Provided material:
>> Start

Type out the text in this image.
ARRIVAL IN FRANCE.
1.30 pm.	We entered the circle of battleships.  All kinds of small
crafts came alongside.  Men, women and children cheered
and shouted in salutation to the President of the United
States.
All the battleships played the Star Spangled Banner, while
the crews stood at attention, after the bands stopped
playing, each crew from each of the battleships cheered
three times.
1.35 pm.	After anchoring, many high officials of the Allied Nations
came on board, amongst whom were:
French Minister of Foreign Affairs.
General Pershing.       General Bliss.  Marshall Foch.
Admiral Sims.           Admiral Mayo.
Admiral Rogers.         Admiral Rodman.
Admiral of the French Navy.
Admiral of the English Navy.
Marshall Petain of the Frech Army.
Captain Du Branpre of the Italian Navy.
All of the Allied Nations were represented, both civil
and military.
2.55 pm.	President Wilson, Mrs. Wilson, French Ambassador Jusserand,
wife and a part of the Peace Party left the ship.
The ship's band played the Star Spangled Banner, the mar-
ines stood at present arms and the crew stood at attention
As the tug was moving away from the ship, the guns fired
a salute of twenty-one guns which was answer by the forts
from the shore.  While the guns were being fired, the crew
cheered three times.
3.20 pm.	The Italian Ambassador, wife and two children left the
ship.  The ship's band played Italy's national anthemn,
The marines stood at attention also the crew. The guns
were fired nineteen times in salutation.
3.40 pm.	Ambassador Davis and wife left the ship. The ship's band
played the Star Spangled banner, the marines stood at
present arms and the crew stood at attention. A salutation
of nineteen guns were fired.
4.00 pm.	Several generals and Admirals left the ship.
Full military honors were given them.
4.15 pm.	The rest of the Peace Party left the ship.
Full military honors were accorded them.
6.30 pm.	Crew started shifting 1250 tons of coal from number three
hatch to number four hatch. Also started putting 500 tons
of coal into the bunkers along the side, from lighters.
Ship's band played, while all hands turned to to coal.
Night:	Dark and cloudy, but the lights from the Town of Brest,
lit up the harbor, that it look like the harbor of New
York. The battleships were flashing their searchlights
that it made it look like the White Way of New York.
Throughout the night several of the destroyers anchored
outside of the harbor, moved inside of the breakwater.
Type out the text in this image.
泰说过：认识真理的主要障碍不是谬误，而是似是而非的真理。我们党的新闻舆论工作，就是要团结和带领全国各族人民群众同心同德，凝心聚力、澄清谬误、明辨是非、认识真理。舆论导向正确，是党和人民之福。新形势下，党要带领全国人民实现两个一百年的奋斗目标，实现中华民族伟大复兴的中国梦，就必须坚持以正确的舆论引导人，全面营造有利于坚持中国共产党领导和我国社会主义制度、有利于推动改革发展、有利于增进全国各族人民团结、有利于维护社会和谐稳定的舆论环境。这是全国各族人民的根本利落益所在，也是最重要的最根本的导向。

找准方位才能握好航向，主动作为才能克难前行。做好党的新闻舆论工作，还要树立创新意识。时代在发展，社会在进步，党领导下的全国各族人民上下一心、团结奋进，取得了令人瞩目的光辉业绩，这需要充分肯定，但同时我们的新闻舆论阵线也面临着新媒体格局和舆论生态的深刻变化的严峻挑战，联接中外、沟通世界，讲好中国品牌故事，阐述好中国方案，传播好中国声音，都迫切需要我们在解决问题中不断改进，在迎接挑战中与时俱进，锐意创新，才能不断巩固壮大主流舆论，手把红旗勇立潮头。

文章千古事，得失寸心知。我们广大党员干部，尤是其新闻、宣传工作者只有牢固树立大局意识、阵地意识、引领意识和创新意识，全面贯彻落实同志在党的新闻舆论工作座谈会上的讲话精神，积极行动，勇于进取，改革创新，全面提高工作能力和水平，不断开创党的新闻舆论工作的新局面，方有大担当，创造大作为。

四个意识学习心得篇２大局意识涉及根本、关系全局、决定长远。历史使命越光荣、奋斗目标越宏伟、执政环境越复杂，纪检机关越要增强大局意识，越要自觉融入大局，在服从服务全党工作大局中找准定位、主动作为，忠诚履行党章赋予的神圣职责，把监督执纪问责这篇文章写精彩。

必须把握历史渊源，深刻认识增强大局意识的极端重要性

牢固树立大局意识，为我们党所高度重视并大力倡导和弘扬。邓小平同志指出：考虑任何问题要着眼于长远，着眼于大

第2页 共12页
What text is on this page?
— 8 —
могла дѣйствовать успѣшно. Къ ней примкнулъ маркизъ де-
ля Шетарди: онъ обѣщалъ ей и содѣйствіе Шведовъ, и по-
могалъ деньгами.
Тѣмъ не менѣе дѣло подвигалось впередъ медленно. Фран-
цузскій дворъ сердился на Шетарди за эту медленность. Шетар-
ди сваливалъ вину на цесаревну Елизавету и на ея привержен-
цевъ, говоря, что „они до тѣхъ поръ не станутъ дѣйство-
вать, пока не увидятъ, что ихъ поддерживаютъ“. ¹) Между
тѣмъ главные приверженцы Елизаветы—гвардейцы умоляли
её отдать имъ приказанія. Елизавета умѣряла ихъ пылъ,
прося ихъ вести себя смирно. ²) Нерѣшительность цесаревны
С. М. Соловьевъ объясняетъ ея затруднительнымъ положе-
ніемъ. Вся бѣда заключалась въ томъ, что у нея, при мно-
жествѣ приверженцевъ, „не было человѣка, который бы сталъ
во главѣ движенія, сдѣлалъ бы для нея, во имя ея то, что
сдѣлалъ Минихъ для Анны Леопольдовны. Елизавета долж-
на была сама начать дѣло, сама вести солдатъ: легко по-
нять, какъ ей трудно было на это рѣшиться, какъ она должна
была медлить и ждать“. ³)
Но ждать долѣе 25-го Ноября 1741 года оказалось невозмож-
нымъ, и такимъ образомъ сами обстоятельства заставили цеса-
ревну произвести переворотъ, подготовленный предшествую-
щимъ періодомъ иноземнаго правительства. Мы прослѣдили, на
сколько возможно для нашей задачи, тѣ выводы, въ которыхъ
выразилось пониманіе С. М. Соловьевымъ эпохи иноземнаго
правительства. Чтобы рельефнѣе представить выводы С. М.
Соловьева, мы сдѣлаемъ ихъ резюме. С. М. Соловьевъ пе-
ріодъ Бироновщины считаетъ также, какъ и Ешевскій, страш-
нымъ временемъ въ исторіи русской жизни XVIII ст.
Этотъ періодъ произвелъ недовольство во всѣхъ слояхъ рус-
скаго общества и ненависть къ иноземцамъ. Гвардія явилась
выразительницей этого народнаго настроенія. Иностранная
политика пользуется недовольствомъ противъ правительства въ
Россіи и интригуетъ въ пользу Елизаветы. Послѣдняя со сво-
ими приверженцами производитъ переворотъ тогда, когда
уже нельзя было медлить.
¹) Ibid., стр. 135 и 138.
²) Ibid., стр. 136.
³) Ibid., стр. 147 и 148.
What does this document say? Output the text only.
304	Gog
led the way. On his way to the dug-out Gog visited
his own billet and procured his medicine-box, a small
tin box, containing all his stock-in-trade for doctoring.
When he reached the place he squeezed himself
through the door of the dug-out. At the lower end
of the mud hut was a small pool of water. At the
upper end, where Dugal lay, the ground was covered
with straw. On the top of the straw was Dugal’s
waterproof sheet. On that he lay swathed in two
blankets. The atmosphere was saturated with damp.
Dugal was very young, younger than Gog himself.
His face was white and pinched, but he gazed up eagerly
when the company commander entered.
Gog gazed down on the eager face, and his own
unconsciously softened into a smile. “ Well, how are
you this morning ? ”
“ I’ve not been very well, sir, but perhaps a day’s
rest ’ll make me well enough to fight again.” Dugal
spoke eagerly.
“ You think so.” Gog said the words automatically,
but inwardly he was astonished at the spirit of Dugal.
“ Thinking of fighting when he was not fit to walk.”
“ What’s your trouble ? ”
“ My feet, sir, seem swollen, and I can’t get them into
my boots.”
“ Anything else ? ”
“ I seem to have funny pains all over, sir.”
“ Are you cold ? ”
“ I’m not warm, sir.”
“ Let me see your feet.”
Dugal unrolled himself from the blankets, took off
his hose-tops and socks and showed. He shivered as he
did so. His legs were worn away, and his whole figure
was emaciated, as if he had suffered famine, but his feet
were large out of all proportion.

>> End

The task: Working from the listing above, pick out every line that has "harbor" and copy it.

Full response:
lit up the harbor, that it look like the harbor of New
outside of the harbor, moved inside of the breakwater.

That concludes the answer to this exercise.